__EXERCISE TEXT__.
******************************

GRAND RAPIDS, Michigan — A proposal to allocate half a million of Kent County's federal coronavirus relief dollars to the Grand Rapids Police Department failed in the city commission Tuesday in a split 3-3 vote.
Initially, the $500,000 crime prevention grant was meant to go toward ShotSpotter, a gun fire detection technology, as a means of addressing the increasing gun violence in the city that leaders have attributed in part to the COVID-19 pandemic.
Grand Rapids has had over 30 homicides this year, a number not seen since the early 1990s.
But, Kent County later clarified that ShotSpotter would not be an appropriate use of the funds. The federal dollars must be spent by the end of the year, which would not be doable under the 2-year lease agreement with ShotSpotter.
So, GRPD proposed that the money go toward other parts of the budget in order to make room for "urgently needed gun violence reduction strategies." Attached to the proposal was a memo on ShotSpotter, and the department's intention to proceed with the implementation of it.
Community members and groups have spoken out against the implementation of ShotSpotter, which relies on microphones in neighborhoods to alert police when gunshots are heard, and the city noted receiving several hundred messages in opposition last week.
"I think it's been said that the community is confused, and I beg to differ I actually think that we're the ones confused," said Third Ward Commissioner Senita Lenear, before voting no on the proposal. "Because we're saying one thing this week that we didn't say last week, even today we're saying that we're decoupling ShotSpotter from the dollars, yet ShotSpotter is heavily written within the memo that we're about to vote on."
First Ward Commissioner Kurt Reppart said he did not know why the conversation around ShotSpotter was continuing.
"I don't know what more we think that we will ascertain from additional community engagement," he said. "I personally have not received a single communication in favor of utilizing that technology, not even one."

******************************

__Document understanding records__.
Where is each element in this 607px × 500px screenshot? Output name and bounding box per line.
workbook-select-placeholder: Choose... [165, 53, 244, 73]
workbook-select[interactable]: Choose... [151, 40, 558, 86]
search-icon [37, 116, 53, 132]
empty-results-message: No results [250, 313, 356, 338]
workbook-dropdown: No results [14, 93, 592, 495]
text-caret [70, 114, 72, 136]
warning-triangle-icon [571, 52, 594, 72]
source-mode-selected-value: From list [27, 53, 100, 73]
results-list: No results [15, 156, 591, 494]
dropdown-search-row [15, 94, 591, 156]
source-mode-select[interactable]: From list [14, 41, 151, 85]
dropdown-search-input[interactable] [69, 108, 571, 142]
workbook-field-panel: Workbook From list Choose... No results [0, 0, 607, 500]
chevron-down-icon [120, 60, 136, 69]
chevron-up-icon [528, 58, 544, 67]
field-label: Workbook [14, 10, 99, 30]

******************************

__PROBLEMS TO SOLVE__.
**A.** Reproduce the passage of the article on the Grand Rapids police funding vote that begins at the words "GRAND RAPIDS, Michigan" and stops after the words "the early 1990s.".
**B.** In the article on the Grand Rapids police funding vote, what was the city commission's vote count on the proposal?
**C.** Go on with the article on the Grand Rapids police funding vote, starting after its final sentence.

__ANSWER LIST__.
**A.**
GRAND RAPIDS, Michigan — A proposal to allocate half a million of Kent County's federal coronavirus relief dollars to the Grand Rapids Police Department failed in the city commission Tuesday in a split 3-3 vote.
Initially, the $500,000 crime prevention grant was meant to go toward ShotSpotter, a gun fire detection technology, as a means of addressing the increasing gun violence in the city that leaders have attributed in part to the COVID-19 pandemic.
Grand Rapids has had over 30 homicides this year, a number not seen since the early 1990s.

**B.** It failed in a split 3-3 vote.

**C.**
Deputy Chief David Kiddle told commissioners he believed the negative community response wasn't indicative of how everyone in the community felt.
"I personally believe you're hearing from an organized group that wants to defund the police department," Kiddle said. "I'm not convinced you're hearing from those residents that are affected by gun violence daily because we are hearing daily that neighborhoods want something done about these gunshots. And this is one way, again just one way, that we believe we can have an impact."
Lenear, Reppart and Second Ward Commissioner Milinda Ysasi all voted no citing concerns on the the lack of clarity regarding how the money would be spent and the negative responses they'd received from community members regarding ShotSpotter.
All three commissioners indicated that they'd rather see investment in community centered approaches to crime prevention.
"Crime prevention is about investment in things like our economic development, is about investment in people who are closest to the pain of shootings, is investment in neighborhoods that are strong and secure where we don't watch each other, but we see each other and we support each other as neighbors," Ysasi said.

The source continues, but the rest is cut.